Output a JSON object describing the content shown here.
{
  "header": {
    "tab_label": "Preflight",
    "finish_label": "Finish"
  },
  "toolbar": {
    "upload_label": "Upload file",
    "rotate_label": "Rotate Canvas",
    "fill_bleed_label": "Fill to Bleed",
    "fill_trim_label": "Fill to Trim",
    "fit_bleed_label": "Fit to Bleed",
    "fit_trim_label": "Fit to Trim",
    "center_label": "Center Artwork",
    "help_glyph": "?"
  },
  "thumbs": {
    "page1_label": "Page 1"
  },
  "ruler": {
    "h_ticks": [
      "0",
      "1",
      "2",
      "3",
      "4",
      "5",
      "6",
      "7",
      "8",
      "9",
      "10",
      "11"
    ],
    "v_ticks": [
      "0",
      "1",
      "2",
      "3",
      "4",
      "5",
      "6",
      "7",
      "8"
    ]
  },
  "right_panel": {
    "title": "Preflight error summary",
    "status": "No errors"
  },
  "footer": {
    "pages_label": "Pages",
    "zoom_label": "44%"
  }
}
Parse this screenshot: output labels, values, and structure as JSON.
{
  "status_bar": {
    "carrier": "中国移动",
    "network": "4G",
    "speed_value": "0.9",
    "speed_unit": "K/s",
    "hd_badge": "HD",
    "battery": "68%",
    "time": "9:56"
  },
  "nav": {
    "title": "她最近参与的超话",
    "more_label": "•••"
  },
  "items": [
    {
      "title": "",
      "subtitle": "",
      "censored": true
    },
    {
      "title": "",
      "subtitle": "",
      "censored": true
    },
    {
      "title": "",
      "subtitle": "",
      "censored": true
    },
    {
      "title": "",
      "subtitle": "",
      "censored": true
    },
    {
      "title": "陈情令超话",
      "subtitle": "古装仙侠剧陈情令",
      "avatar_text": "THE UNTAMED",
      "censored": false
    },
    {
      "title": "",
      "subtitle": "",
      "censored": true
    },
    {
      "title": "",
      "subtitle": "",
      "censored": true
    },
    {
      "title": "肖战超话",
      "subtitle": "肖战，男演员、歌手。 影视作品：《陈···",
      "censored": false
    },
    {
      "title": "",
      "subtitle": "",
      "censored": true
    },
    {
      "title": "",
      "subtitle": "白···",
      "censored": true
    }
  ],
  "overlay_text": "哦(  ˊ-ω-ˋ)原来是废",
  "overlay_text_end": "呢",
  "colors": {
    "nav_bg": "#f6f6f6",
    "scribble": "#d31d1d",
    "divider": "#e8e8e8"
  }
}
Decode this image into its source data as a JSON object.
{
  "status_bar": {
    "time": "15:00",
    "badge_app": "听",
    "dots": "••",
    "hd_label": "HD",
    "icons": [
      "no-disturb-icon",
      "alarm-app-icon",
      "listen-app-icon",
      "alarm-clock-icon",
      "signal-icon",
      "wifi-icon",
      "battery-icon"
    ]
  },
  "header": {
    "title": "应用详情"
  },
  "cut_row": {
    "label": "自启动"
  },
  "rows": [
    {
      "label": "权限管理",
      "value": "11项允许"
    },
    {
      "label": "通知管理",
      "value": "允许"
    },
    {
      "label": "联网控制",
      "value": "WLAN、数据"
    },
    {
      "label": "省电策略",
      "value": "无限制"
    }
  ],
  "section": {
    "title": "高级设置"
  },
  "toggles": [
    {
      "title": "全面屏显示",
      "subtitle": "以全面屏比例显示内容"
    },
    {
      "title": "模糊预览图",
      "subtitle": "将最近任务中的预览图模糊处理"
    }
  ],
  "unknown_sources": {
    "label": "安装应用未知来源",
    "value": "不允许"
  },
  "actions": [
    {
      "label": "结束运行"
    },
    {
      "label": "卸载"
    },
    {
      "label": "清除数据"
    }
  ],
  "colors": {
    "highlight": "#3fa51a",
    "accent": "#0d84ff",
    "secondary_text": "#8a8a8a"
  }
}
========================
→ **Task brief**:
Looking at the records above, count the lines where the word "Bleed" appears. State only the number.

→ **Result**:
2